▼

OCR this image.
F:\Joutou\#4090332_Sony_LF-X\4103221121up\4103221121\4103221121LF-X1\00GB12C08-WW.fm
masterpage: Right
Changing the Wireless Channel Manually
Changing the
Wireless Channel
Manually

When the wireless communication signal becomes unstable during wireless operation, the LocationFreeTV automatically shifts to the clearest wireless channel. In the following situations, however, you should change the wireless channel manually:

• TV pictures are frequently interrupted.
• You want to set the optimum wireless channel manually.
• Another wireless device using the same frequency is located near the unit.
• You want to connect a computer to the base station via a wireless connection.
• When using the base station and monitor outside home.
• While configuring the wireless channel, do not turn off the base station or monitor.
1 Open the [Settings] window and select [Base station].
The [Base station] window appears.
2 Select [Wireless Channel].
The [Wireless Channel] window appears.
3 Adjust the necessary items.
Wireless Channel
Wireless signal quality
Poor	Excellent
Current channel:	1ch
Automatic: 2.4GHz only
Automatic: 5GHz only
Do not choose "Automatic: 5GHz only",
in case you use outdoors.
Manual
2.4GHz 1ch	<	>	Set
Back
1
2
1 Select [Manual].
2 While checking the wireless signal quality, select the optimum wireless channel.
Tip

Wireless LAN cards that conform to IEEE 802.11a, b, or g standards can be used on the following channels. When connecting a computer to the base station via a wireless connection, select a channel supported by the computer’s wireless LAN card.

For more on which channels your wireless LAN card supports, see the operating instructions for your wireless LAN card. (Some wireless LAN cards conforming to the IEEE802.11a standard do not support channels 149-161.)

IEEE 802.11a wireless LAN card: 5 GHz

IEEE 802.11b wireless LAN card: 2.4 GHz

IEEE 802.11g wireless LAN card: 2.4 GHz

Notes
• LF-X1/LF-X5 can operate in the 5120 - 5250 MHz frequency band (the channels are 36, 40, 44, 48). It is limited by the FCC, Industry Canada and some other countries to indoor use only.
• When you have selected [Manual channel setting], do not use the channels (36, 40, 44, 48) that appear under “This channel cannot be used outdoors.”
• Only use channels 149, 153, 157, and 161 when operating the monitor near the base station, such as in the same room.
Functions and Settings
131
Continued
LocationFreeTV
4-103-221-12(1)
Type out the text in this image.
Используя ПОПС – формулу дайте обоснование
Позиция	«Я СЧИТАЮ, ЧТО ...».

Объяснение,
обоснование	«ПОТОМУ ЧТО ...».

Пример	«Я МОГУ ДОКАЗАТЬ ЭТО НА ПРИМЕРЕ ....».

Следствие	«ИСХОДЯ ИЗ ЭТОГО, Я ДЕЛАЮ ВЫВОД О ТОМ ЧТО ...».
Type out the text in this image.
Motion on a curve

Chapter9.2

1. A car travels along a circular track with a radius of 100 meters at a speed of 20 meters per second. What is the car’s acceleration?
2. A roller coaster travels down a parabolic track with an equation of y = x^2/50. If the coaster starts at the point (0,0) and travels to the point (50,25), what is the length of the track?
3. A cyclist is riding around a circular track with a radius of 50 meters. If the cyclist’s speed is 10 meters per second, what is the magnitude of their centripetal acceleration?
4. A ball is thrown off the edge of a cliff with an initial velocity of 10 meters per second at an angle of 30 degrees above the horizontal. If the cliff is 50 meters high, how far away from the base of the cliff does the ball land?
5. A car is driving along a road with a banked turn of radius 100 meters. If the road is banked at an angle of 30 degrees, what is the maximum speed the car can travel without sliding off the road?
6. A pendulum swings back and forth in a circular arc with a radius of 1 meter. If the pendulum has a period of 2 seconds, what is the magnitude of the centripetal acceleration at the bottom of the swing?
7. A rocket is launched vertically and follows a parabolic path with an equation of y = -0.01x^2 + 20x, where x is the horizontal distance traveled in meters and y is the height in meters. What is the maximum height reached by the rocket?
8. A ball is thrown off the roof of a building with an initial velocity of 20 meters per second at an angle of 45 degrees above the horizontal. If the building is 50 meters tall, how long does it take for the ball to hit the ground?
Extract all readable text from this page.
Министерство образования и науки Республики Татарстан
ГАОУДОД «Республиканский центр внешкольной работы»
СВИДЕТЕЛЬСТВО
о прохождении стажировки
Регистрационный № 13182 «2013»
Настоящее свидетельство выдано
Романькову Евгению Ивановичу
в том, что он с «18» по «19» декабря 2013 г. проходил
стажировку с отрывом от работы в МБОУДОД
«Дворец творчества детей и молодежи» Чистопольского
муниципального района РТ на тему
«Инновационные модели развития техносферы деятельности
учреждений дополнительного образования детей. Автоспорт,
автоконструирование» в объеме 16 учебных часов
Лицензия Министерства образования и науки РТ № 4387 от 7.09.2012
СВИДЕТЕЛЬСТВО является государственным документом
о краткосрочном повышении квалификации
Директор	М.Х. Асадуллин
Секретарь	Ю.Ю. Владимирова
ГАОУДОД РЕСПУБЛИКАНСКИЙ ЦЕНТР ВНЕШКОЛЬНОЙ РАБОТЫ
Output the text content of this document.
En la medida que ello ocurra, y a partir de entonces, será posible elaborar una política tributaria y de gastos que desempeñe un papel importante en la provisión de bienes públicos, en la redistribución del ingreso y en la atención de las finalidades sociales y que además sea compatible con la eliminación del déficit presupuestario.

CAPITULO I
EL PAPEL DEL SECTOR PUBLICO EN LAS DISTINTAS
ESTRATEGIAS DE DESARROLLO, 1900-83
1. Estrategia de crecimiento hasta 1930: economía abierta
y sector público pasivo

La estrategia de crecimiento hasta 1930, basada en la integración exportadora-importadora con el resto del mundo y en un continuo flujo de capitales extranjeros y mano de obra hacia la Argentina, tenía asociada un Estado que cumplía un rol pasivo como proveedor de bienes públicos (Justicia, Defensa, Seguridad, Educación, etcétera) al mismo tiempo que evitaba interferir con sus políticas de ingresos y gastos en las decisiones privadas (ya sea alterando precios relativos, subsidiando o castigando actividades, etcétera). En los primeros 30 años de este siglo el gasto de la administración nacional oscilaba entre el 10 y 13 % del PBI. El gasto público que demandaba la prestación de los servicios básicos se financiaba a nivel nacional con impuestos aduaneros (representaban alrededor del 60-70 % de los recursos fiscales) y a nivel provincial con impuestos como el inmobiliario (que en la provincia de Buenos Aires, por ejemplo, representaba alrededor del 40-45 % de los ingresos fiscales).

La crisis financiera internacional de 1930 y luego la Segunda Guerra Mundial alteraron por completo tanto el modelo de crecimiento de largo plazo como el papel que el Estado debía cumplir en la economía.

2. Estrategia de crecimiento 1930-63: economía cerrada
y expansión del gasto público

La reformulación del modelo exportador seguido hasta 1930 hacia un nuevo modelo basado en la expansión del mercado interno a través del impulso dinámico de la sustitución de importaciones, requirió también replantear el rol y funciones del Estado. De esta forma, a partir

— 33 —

▲

Quote every entry exactly.

◆ ANSWER TO THIS TASK
OCR this image.
F:\Joutou\#4090332_Sony_LF-X\4103221121up\4103221121\4103221121LF-X1\00GB12C08-WW.fm
masterpage: Right
Changing the Wireless Channel Manually
Changing the
Wireless Channel
Manually

When the wireless communication signal becomes unstable during wireless operation, the LocationFreeTV automatically shifts to the clearest wireless channel. In the following situations, however, you should change the wireless channel manually:

• TV pictures are frequently interrupted.
• You want to set the optimum wireless channel manually.
• Another wireless device using the same frequency is located near the unit.
• You want to connect a computer to the base station via a wireless connection.
• When using the base station and monitor outside home.
• While configuring the wireless channel, do not turn off the base station or monitor.
1 Open the [Settings] window and select [Base station].
The [Base station] window appears.
2 Select [Wireless Channel].
The [Wireless Channel] window appears.
3 Adjust the necessary items.
Wireless Channel
Wireless signal quality
Poor	Excellent
Current channel:	1ch
Automatic: 2.4GHz only
Automatic: 5GHz only
Do not choose "Automatic: 5GHz only",
in case you use outdoors.
Manual
2.4GHz 1ch	<	>	Set
Back
1
2
1 Select [Manual].
2 While checking the wireless signal quality, select the optimum wireless channel.
Tip

Wireless LAN cards that conform to IEEE 802.11a, b, or g standards can be used on the following channels. When connecting a computer to the base station via a wireless connection, select a channel supported by the computer’s wireless LAN card.

For more on which channels your wireless LAN card supports, see the operating instructions for your wireless LAN card. (Some wireless LAN cards conforming to the IEEE802.11a standard do not support channels 149-161.)

IEEE 802.11a wireless LAN card: 5 GHz

IEEE 802.11b wireless LAN card: 2.4 GHz

IEEE 802.11g wireless LAN card: 2.4 GHz

Notes
• LF-X1/LF-X5 can operate in the 5120 - 5250 MHz frequency band (the channels are 36, 40, 44, 48). It is limited by the FCC, Industry Canada and some other countries to indoor use only.
• When you have selected [Manual channel setting], do not use the channels (36, 40, 44, 48) that appear under “This channel cannot be used outdoors.”
• Only use channels 149, 153, 157, and 161 when operating the monitor near the base station, such as in the same room.
Functions and Settings
131
Continued
LocationFreeTV
4-103-221-12(1)
Type out the text in this image.
Используя ПОПС – формулу дайте обоснование
Позиция	«Я СЧИТАЮ, ЧТО ...».

Объяснение,
обоснование	«ПОТОМУ ЧТО ...».

Пример	«Я МОГУ ДОКАЗАТЬ ЭТО НА ПРИМЕРЕ ....».

Следствие	«ИСХОДЯ ИЗ ЭТОГО, Я ДЕЛАЮ ВЫВОД О ТОМ ЧТО ...».
Type out the text in this image.
Motion on a curve

Chapter9.2

1. A car travels along a circular track with a radius of 100 meters at a speed of 20 meters per second. What is the car’s acceleration?
2. A roller coaster travels down a parabolic track with an equation of y = x^2/50. If the coaster starts at the point (0,0) and travels to the point (50,25), what is the length of the track?
3. A cyclist is riding around a circular track with a radius of 50 meters. If the cyclist’s speed is 10 meters per second, what is the magnitude of their centripetal acceleration?
4. A ball is thrown off the edge of a cliff with an initial velocity of 10 meters per second at an angle of 30 degrees above the horizontal. If the cliff is 50 meters high, how far away from the base of the cliff does the ball land?
5. A car is driving along a road with a banked turn of radius 100 meters. If the road is banked at an angle of 30 degrees, what is the maximum speed the car can travel without sliding off the road?
6. A pendulum swings back and forth in a circular arc with a radius of 1 meter. If the pendulum has a period of 2 seconds, what is the magnitude of the centripetal acceleration at the bottom of the swing?
7. A rocket is launched vertically and follows a parabolic path with an equation of y = -0.01x^2 + 20x, where x is the horizontal distance traveled in meters and y is the height in meters. What is the maximum height reached by the rocket?
8. A ball is thrown off the roof of a building with an initial velocity of 20 meters per second at an angle of 45 degrees above the horizontal. If the building is 50 meters tall, how long does it take for the ball to hit the ground?
Extract all readable text from this page.
Министерство образования и науки Республики Татарстан
ГАОУДОД «Республиканский центр внешкольной работы»
СВИДЕТЕЛЬСТВО
о прохождении стажировки
Регистрационный № 13182 «2013»
Настоящее свидетельство выдано
Романькову Евгению Ивановичу
в том, что он с «18» по «19» декабря 2013 г. проходил
стажировку с отрывом от работы в МБОУДОД
«Дворец творчества детей и молодежи» Чистопольского
муниципального района РТ на тему
«Инновационные модели развития техносферы деятельности
учреждений дополнительного образования детей. Автоспорт,
автоконструирование» в объеме 16 учебных часов
Лицензия Министерства образования и науки РТ № 4387 от 7.09.2012
СВИДЕТЕЛЬСТВО является государственным документом
о краткосрочном повышении квалификации
Директор	М.Х. Асадуллин
Секретарь	Ю.Ю. Владимирова
ГАОУДОД РЕСПУБЛИКАНСКИЙ ЦЕНТР ВНЕШКОЛЬНОЙ РАБОТЫ
Output the text content of this document.
En la medida que ello ocurra, y a partir de entonces, será posible elaborar una política tributaria y de gastos que desempeñe un papel importante en la provisión de bienes públicos, en la redistribución del ingreso y en la atención de las finalidades sociales y que además sea compatible con la eliminación del déficit presupuestario.

CAPITULO I
EL PAPEL DEL SECTOR PUBLICO EN LAS DISTINTAS
ESTRATEGIAS DE DESARROLLO, 1900-83
1. Estrategia de crecimiento hasta 1930: economía abierta
y sector público pasivo

La estrategia de crecimiento hasta 1930, basada en la integración exportadora-importadora con el resto del mundo y en un continuo flujo de capitales extranjeros y mano de obra hacia la Argentina, tenía asociada un Estado que cumplía un rol pasivo como proveedor de bienes públicos (Justicia, Defensa, Seguridad, Educación, etcétera) al mismo tiempo que evitaba interferir con sus políticas de ingresos y gastos en las decisiones privadas (ya sea alterando precios relativos, subsidiando o castigando actividades, etcétera). En los primeros 30 años de este siglo el gasto de la administración nacional oscilaba entre el 10 y 13 % del PBI. El gasto público que demandaba la prestación de los servicios básicos se financiaba a nivel nacional con impuestos aduaneros (representaban alrededor del 60-70 % de los recursos fiscales) y a nivel provincial con impuestos como el inmobiliario (que en la provincia de Buenos Aires, por ejemplo, representaba alrededor del 40-45 % de los ingresos fiscales).

La crisis financiera internacional de 1930 y luego la Segunda Guerra Mundial alteraron por completo tanto el modelo de crecimiento de largo plazo como el papel que el Estado debía cumplir en la economía.

2. Estrategia de crecimiento 1930-63: economía cerrada
y expansión del gasto público

La reformulación del modelo exportador seguido hasta 1930 hacia un nuevo modelo basado en la expansión del mercado interno a través del impulso dinámico de la sustitución de importaciones, requirió también replantear el rol y funciones del Estado. De esta forma, a partir

— 33 —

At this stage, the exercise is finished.